* begin Data in this exercise *
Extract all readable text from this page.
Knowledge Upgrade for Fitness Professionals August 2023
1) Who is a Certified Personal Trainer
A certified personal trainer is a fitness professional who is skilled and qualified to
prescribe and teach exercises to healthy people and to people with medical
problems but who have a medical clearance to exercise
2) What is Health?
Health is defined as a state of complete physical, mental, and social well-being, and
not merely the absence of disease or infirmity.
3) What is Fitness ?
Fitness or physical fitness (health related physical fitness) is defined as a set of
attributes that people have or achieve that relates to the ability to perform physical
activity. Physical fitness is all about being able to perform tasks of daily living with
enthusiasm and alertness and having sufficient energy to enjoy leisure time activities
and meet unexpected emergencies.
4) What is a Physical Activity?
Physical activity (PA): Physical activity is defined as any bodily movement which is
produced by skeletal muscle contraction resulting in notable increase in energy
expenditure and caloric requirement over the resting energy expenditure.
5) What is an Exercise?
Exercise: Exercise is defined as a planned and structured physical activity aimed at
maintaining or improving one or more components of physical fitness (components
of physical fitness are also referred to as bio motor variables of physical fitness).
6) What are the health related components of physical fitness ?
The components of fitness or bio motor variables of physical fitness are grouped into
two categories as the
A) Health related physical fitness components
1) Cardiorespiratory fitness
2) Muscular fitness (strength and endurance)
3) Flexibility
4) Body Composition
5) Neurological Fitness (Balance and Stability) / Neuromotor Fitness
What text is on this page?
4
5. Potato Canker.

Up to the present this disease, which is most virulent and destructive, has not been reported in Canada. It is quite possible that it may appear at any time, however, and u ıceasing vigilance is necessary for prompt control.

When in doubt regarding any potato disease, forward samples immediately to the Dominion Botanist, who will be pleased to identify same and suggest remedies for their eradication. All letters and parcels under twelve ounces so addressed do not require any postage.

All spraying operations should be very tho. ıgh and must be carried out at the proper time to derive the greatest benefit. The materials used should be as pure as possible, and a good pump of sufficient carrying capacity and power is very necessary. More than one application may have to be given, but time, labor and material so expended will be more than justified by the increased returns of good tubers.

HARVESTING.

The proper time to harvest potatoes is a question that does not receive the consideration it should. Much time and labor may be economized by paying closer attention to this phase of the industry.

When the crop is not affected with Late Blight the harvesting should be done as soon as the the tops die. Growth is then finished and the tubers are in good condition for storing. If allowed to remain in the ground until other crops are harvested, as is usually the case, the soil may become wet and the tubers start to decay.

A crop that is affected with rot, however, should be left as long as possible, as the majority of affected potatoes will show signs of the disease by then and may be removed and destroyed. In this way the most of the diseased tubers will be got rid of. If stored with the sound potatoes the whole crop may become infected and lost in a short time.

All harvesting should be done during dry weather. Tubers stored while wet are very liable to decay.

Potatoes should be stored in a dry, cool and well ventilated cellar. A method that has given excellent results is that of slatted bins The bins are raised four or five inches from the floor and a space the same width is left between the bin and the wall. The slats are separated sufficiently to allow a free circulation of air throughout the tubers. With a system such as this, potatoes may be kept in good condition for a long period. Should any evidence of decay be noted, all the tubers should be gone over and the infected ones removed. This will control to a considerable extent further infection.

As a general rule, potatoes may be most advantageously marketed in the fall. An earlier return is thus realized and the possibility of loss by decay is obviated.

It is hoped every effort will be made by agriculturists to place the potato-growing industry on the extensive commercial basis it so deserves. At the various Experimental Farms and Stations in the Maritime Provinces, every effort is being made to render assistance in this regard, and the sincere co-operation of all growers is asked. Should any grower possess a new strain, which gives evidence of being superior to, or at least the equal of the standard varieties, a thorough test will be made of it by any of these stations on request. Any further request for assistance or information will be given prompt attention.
* end Data in this exercise *
** Set exercise **
Each entry is to be returned in full, character for character.

** Full response **
Extract all readable text from this page.
Knowledge Upgrade for Fitness Professionals August 2023
1) Who is a Certified Personal Trainer
A certified personal trainer is a fitness professional who is skilled and qualified to
prescribe and teach exercises to healthy people and to people with medical
problems but who have a medical clearance to exercise
2) What is Health?
Health is defined as a state of complete physical, mental, and social well-being, and
not merely the absence of disease or infirmity.
3) What is Fitness ?
Fitness or physical fitness (health related physical fitness) is defined as a set of
attributes that people have or achieve that relates to the ability to perform physical
activity. Physical fitness is all about being able to perform tasks of daily living with
enthusiasm and alertness and having sufficient energy to enjoy leisure time activities
and meet unexpected emergencies.
4) What is a Physical Activity?
Physical activity (PA): Physical activity is defined as any bodily movement which is
produced by skeletal muscle contraction resulting in notable increase in energy
expenditure and caloric requirement over the resting energy expenditure.
5) What is an Exercise?
Exercise: Exercise is defined as a planned and structured physical activity aimed at
maintaining or improving one or more components of physical fitness (components
of physical fitness are also referred to as bio motor variables of physical fitness).
6) What are the health related components of physical fitness ?
The components of fitness or bio motor variables of physical fitness are grouped into
two categories as the
A) Health related physical fitness components
1) Cardiorespiratory fitness
2) Muscular fitness (strength and endurance)
3) Flexibility
4) Body Composition
5) Neurological Fitness (Balance and Stability) / Neuromotor Fitness
What text is on this page?
4
5. Potato Canker.

Up to the present this disease, which is most virulent and destructive, has not been reported in Canada. It is quite possible that it may appear at any time, however, and u ıceasing vigilance is necessary for prompt control.

When in doubt regarding any potato disease, forward samples immediately to the Dominion Botanist, who will be pleased to identify same and suggest remedies for their eradication. All letters and parcels under twelve ounces so addressed do not require any postage.

All spraying operations should be very tho. ıgh and must be carried out at the proper time to derive the greatest benefit. The materials used should be as pure as possible, and a good pump of sufficient carrying capacity and power is very necessary. More than one application may have to be given, but time, labor and material so expended will be more than justified by the increased returns of good tubers.

HARVESTING.

The proper time to harvest potatoes is a question that does not receive the consideration it should. Much time and labor may be economized by paying closer attention to this phase of the industry.

When the crop is not affected with Late Blight the harvesting should be done as soon as the the tops die. Growth is then finished and the tubers are in good condition for storing. If allowed to remain in the ground until other crops are harvested, as is usually the case, the soil may become wet and the tubers start to decay.

A crop that is affected with rot, however, should be left as long as possible, as the majority of affected potatoes will show signs of the disease by then and may be removed and destroyed. In this way the most of the diseased tubers will be got rid of. If stored with the sound potatoes the whole crop may become infected and lost in a short time.

All harvesting should be done during dry weather. Tubers stored while wet are very liable to decay.

Potatoes should be stored in a dry, cool and well ventilated cellar. A method that has given excellent results is that of slatted bins The bins are raised four or five inches from the floor and a space the same width is left between the bin and the wall. The slats are separated sufficiently to allow a free circulation of air throughout the tubers. With a system such as this, potatoes may be kept in good condition for a long period. Should any evidence of decay be noted, all the tubers should be gone over and the infected ones removed. This will control to a considerable extent further infection.

As a general rule, potatoes may be most advantageously marketed in the fall. An earlier return is thus realized and the possibility of loss by decay is obviated.

It is hoped every effort will be made by agriculturists to place the potato-growing industry on the extensive commercial basis it so deserves. At the various Experimental Farms and Stations in the Maritime Provinces, every effort is being made to render assistance in this regard, and the sincere co-operation of all growers is asked. Should any grower possess a new strain, which gives evidence of being superior to, or at least the equal of the standard varieties, a thorough test will be made of it by any of these stations on request. Any further request for assistance or information will be given prompt attention.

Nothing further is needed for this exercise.